◆ WRITTEN PROBLEM ◆
List all lines of the data containing the word "ideas".

(Stored records)
——

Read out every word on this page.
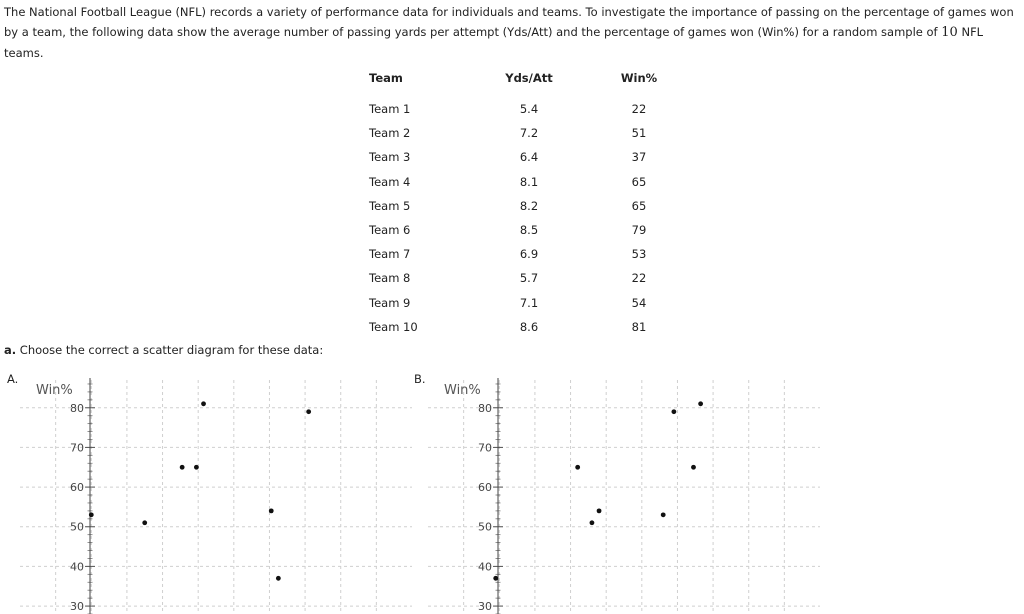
The National Football League (NFL) records a variety of performance data for individuals and teams. To investigate the importance of passing on the percentage of games won by a team, the following data show the average number of passing yards per attempt (Yds/Att) and the percentage of games won (Win%) for a random sample of 10 NFL teams.

Team	Yds/Att	Win%

Team 1	5.4	22
Team 2	7.2	51
Team 3	6.4	37
Team 4	8.1	65
Team 5	8.2	65
Team 6	8.5	79
Team 7	6.9	53
Team 8	5.7	22
Team 9	7.1	54
Team 10	8.6	81

a. Choose the correct a scatter diagram for these data:

A.
30
40
50
60
70
80
Win%
B.
30
40
50
60
70
80
Win%
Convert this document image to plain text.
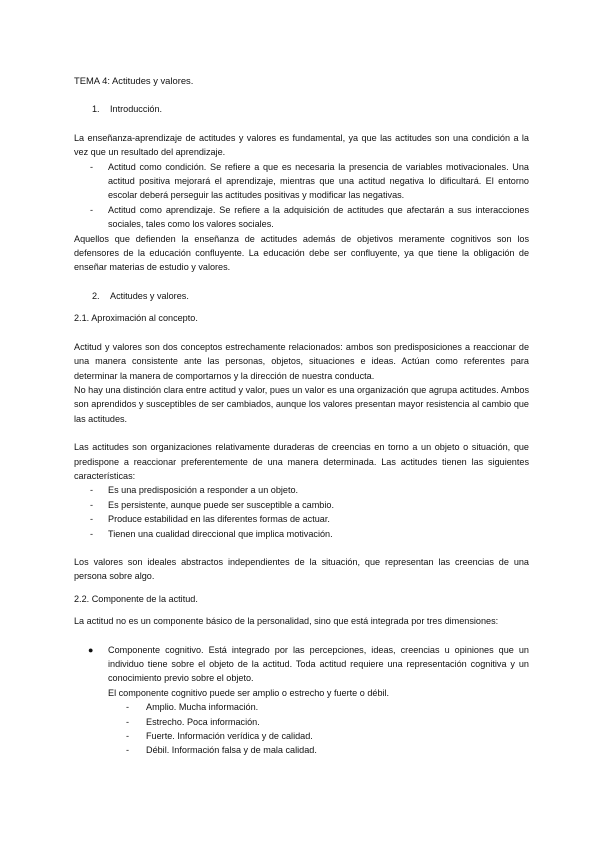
TEMA 4: Actitudes y valores.

1. Introducción.

La enseñanza-aprendizaje de actitudes y valores es fundamental, ya que las actitudes son una condición a la vez que un resultado del aprendizaje.

- Actitud como condición. Se refiere a que es necesaria la presencia de variables motivacionales. Una actitud positiva mejorará el aprendizaje, mientras que una actitud negativa lo dificultará. El entorno escolar deberá perseguir las actitudes positivas y modificar las negativas.
- Actitud como aprendizaje. Se refiere a la adquisición de actitudes que afectarán a sus interacciones sociales, tales como los valores sociales.

Aquellos que defienden la enseñanza de actitudes además de objetivos meramente cognitivos son los defensores de la educación confluyente. La educación debe ser confluyente, ya que tiene la obligación de enseñar materias de estudio y valores.

2. Actitudes y valores.

2.1. Aproximación al concepto.

Actitud y valores son dos conceptos estrechamente relacionados: ambos son predisposiciones a reaccionar de una manera consistente ante las personas, objetos, situaciones e ideas. Actúan como referentes para determinar la manera de comportarnos y la dirección de nuestra conducta.

No hay una distinción clara entre actitud y valor, pues un valor es una organización que agrupa actitudes. Ambos son aprendidos y susceptibles de ser cambiados, aunque los valores presentan mayor resistencia al cambio que las actitudes.

Las actitudes son organizaciones relativamente duraderas de creencias en torno a un objeto o situación, que predispone a reaccionar preferentemente de una manera determinada. Las actitudes tienen las siguientes características:

- Es una predisposición a responder a un objeto.
- Es persistente, aunque puede ser susceptible a cambio.
- Produce estabilidad en las diferentes formas de actuar.
- Tienen una cualidad direccional que implica motivación.

Los valores son ideales abstractos independientes de la situación, que representan las creencias de una persona sobre algo.

2.2. Componente de la actitud.

La actitud no es un componente básico de la personalidad, sino que está integrada por tres dimensiones:

● Componente cognitivo. Está integrado por las percepciones, ideas, creencias u opiniones que un individuo tiene sobre el objeto de la actitud. Toda actitud requiere una representación cognitiva y un conocimiento previo sobre el objeto.

El componente cognitivo puede ser amplio o estrecho y fuerte o débil.

- Amplio. Mucha información.
- Estrecho. Poca información.
- Fuerte. Información verídica y de calidad.
- Débil. Información falsa y de mala calidad.
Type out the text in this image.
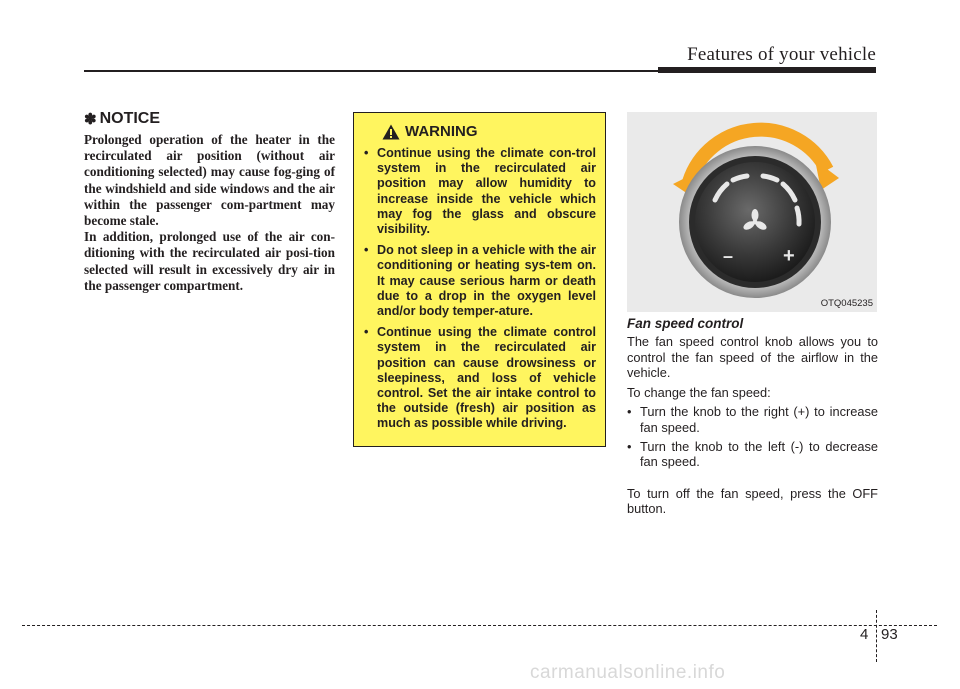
Features of your vehicle
✽ NOTICE

Prolonged operation of the heater in the recirculated air position (without air conditioning selected) may cause fog-ging of the windshield and side windows and the air within the passenger com-partment may become stale.

In addition, prolonged use of the air con-ditioning with the recirculated air posi-tion selected will result in excessively dry air in the passenger compartment.

WARNING
• Continue using the climate con-trol system in the recirculated air position may allow humidity to increase inside the vehicle which may fog the glass and obscure visibility.
• Do not sleep in a vehicle with the air conditioning or heating sys-tem on. It may cause serious harm or death due to a drop in the oxygen level and/or body temper-ature.
• Continue using the climate control system in the recirculated air position can cause drowsiness or sleepiness, and loss of vehicle control. Set the air intake control to the outside (fresh) air position as much as possible while driving.
– +
OTQ045235
Fan speed control

The fan speed control knob allows you to control the fan speed of the airflow in the vehicle.

To change the fan speed:

• Turn the knob to the right (+) to increase fan speed.
• Turn the knob to the left (-) to decrease fan speed.

To turn off the fan speed, press the OFF button.

4 93
carmanualsonline.info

——

◆ REPLY ◆
Actitud y valores son dos conceptos estrechamente relacionados: ambos son predisposiciones a reaccionar de una manera consistente ante las personas, objetos, situaciones e ideas. Actúan como referentes para determinar la manera de comportarnos y la dirección de nuestra conducta.
● Componente cognitivo. Está integrado por las percepciones, ideas, creencias u opiniones que un individuo tiene sobre el objeto de la actitud. Toda actitud requiere una representación cognitiva y un conocimiento previo sobre el objeto.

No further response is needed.